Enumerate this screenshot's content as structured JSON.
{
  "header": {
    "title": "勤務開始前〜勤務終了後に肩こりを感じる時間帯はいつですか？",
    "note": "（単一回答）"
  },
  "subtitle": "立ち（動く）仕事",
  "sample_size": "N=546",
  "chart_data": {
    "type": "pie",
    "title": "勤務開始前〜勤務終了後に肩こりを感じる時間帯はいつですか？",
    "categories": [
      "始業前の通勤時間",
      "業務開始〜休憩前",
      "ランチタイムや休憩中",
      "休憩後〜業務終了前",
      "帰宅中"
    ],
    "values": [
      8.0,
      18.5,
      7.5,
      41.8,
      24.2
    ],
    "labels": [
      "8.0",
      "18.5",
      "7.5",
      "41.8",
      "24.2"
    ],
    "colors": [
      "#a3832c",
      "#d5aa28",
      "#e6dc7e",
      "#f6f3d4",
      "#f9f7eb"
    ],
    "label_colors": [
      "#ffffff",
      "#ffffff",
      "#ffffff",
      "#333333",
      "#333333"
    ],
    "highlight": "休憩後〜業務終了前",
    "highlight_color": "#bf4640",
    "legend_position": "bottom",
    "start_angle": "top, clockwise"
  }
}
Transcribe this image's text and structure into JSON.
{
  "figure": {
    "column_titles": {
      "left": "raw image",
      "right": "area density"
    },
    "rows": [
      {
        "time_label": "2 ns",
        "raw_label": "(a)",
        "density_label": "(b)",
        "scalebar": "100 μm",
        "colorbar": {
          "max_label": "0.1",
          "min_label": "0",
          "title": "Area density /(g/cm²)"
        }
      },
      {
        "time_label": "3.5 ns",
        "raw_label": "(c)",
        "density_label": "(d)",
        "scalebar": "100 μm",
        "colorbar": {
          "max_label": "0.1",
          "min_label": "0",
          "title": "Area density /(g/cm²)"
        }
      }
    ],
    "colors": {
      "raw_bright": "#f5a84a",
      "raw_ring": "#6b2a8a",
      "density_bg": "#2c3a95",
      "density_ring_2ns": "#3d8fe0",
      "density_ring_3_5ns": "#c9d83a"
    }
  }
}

============================================================

▶ **WRITTEN PROBLEM**:
Restate all of the entries exactly, please.

▶ **RESULT BELOW**:
Enumerate this screenshot's content as structured JSON.
{
  "header": {
    "title": "勤務開始前〜勤務終了後に肩こりを感じる時間帯はいつですか？",
    "note": "（単一回答）"
  },
  "subtitle": "立ち（動く）仕事",
  "sample_size": "N=546",
  "chart_data": {
    "type": "pie",
    "title": "勤務開始前〜勤務終了後に肩こりを感じる時間帯はいつですか？",
    "categories": [
      "始業前の通勤時間",
      "業務開始〜休憩前",
      "ランチタイムや休憩中",
      "休憩後〜業務終了前",
      "帰宅中"
    ],
    "values": [
      8.0,
      18.5,
      7.5,
      41.8,
      24.2
    ],
    "labels": [
      "8.0",
      "18.5",
      "7.5",
      "41.8",
      "24.2"
    ],
    "colors": [
      "#a3832c",
      "#d5aa28",
      "#e6dc7e",
      "#f6f3d4",
      "#f9f7eb"
    ],
    "label_colors": [
      "#ffffff",
      "#ffffff",
      "#ffffff",
      "#333333",
      "#333333"
    ],
    "highlight": "休憩後〜業務終了前",
    "highlight_color": "#bf4640",
    "legend_position": "bottom",
    "start_angle": "top, clockwise"
  }
}
Transcribe this image's text and structure into JSON.
{
  "figure": {
    "column_titles": {
      "left": "raw image",
      "right": "area density"
    },
    "rows": [
      {
        "time_label": "2 ns",
        "raw_label": "(a)",
        "density_label": "(b)",
        "scalebar": "100 μm",
        "colorbar": {
          "max_label": "0.1",
          "min_label": "0",
          "title": "Area density /(g/cm²)"
        }
      },
      {
        "time_label": "3.5 ns",
        "raw_label": "(c)",
        "density_label": "(d)",
        "scalebar": "100 μm",
        "colorbar": {
          "max_label": "0.1",
          "min_label": "0",
          "title": "Area density /(g/cm²)"
        }
      }
    ],
    "colors": {
      "raw_bright": "#f5a84a",
      "raw_ring": "#6b2a8a",
      "density_bg": "#2c3a95",
      "density_ring_2ns": "#3d8fe0",
      "density_ring_3_5ns": "#c9d83a"
    }
  }
}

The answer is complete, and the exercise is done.